# START OF Stored records

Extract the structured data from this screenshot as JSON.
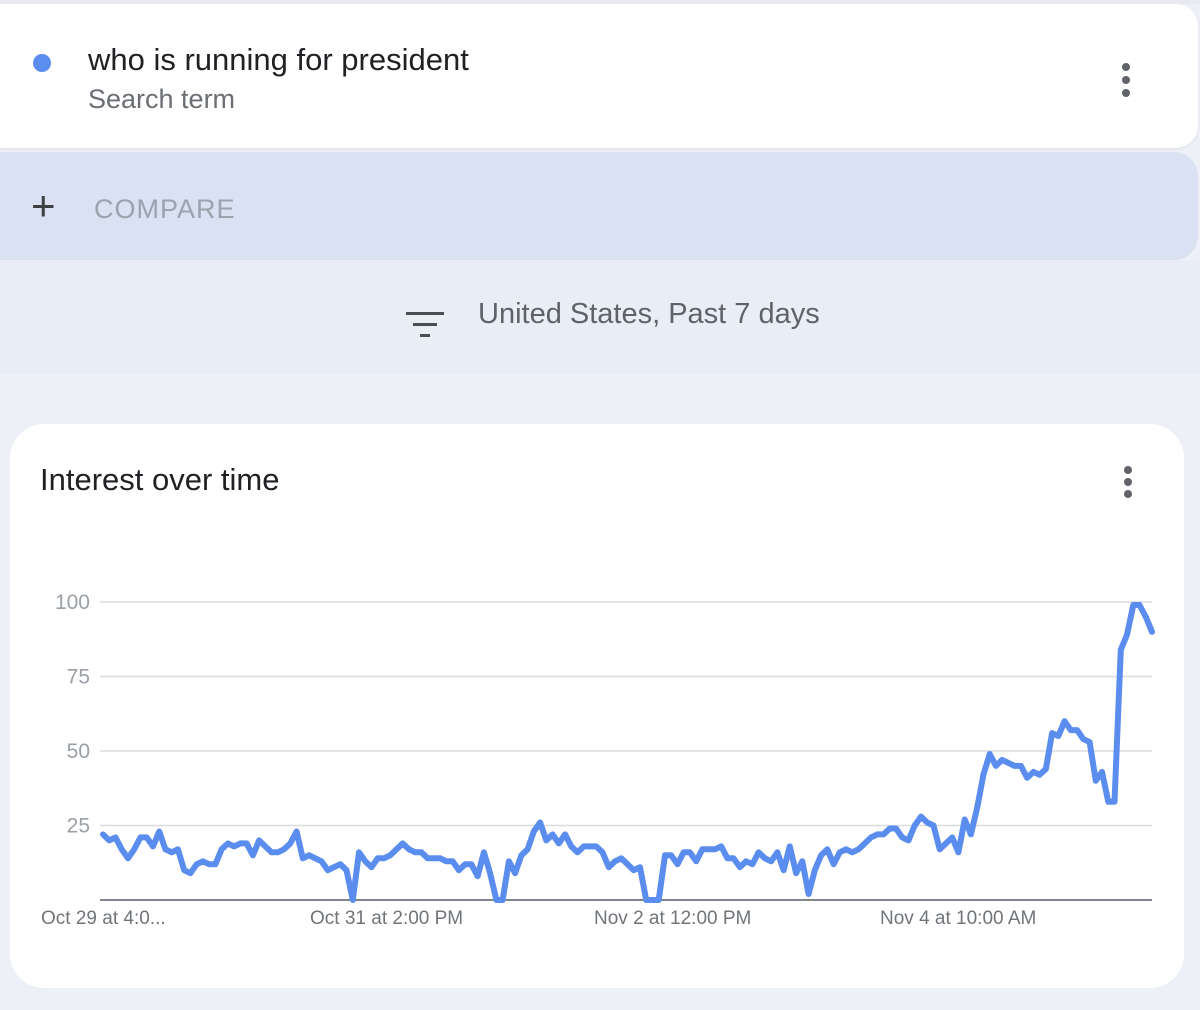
{
  "search_term": {
    "text": "who is running for president",
    "subtitle": "Search term",
    "dot_color": "#5b8def",
    "menu_icon": "more-vert-icon"
  },
  "compare": {
    "icon": "plus-icon",
    "label": "COMPARE"
  },
  "filter": {
    "icon": "filter-icon",
    "label": "United States, Past 7 days"
  },
  "interest_card": {
    "title": "Interest over time",
    "menu_icon": "more-vert-icon"
  },
  "chart_data": {
    "type": "line",
    "title": "Interest over time",
    "ylim": [
      0,
      100
    ],
    "yticks": [
      "100",
      "75",
      "50",
      "25"
    ],
    "grid": true,
    "xtick_labels": [
      "Oct 29 at 4:0...",
      "Oct 31 at 2:00 PM",
      "Nov 2 at 12:00 PM",
      "Nov 4 at 10:00 AM"
    ],
    "line_color": "#5b8def",
    "series": [
      {
        "values": [
          22,
          20,
          21,
          17,
          14,
          17,
          21,
          21,
          18,
          23,
          17,
          16,
          17,
          10,
          9,
          12,
          13,
          12,
          12,
          17,
          19,
          18,
          19,
          19,
          15,
          20,
          18,
          16,
          16,
          17,
          19,
          23,
          14,
          15,
          14,
          13,
          10,
          11,
          12,
          10,
          0,
          16,
          13,
          11,
          14,
          14,
          15,
          17,
          19,
          17,
          16,
          16,
          14,
          14,
          14,
          13,
          13,
          10,
          12,
          12,
          8,
          16,
          9,
          0,
          0,
          13,
          9,
          15,
          17,
          23,
          26,
          20,
          22,
          19,
          22,
          18,
          16,
          18,
          18,
          18,
          16,
          11,
          13,
          14,
          12,
          10,
          11,
          0,
          0,
          0,
          15,
          15,
          12,
          16,
          16,
          13,
          17,
          17,
          17,
          18,
          14,
          14,
          11,
          13,
          12,
          16,
          14,
          13,
          16,
          10,
          18,
          9,
          13,
          2,
          10,
          15,
          17,
          12,
          16,
          17,
          16,
          17,
          19,
          21,
          22,
          22,
          24,
          24,
          21,
          20,
          25,
          28,
          26,
          25,
          17,
          19,
          21,
          16,
          27,
          22,
          31,
          42,
          49,
          45,
          47,
          46,
          45,
          45,
          41,
          43,
          42,
          44,
          56,
          55,
          60,
          57,
          57,
          54,
          53,
          40,
          43,
          33,
          33,
          84,
          89,
          99,
          99,
          95,
          90
        ]
      }
    ]
  }
}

# END OF Stored records

Working from the lines above, reproduce the material exactly and exclude its pictures.

* [Output]
Extract the structured data from this screenshot as JSON.
{
  "search_term": {
    "text": "who is running for president",
    "subtitle": "Search term",
    "dot_color": "#5b8def",
    "menu_icon": "more-vert-icon"
  },
  "compare": {
    "icon": "plus-icon",
    "label": "COMPARE"
  },
  "filter": {
    "icon": "filter-icon",
    "label": "United States, Past 7 days"
  },
  "interest_card": {
    "title": "Interest over time",
    "menu_icon": "more-vert-icon"
  },
  "chart_data": {
    "type": "line",
    "title": "Interest over time",
    "ylim": [
      0,
      100
    ],
    "yticks": [
      "100",
      "75",
      "50",
      "25"
    ],
    "grid": true,
    "xtick_labels": [
      "Oct 29 at 4:0...",
      "Oct 31 at 2:00 PM",
      "Nov 2 at 12:00 PM",
      "Nov 4 at 10:00 AM"
    ],
    "line_color": "#5b8def",
    "series": [
      {
        "values": [
          22,
          20,
          21,
          17,
          14,
          17,
          21,
          21,
          18,
          23,
          17,
          16,
          17,
          10,
          9,
          12,
          13,
          12,
          12,
          17,
          19,
          18,
          19,
          19,
          15,
          20,
          18,
          16,
          16,
          17,
          19,
          23,
          14,
          15,
          14,
          13,
          10,
          11,
          12,
          10,
          0,
          16,
          13,
          11,
          14,
          14,
          15,
          17,
          19,
          17,
          16,
          16,
          14,
          14,
          14,
          13,
          13,
          10,
          12,
          12,
          8,
          16,
          9,
          0,
          0,
          13,
          9,
          15,
          17,
          23,
          26,
          20,
          22,
          19,
          22,
          18,
          16,
          18,
          18,
          18,
          16,
          11,
          13,
          14,
          12,
          10,
          11,
          0,
          0,
          0,
          15,
          15,
          12,
          16,
          16,
          13,
          17,
          17,
          17,
          18,
          14,
          14,
          11,
          13,
          12,
          16,
          14,
          13,
          16,
          10,
          18,
          9,
          13,
          2,
          10,
          15,
          17,
          12,
          16,
          17,
          16,
          17,
          19,
          21,
          22,
          22,
          24,
          24,
          21,
          20,
          25,
          28,
          26,
          25,
          17,
          19,
          21,
          16,
          27,
          22,
          31,
          42,
          49,
          45,
          47,
          46,
          45,
          45,
          41,
          43,
          42,
          44,
          56,
          55,
          60,
          57,
          57,
          54,
          53,
          40,
          43,
          33,
          33,
          84,
          89,
          99,
          99,
          95,
          90
        ]
      }
    ]
  }
}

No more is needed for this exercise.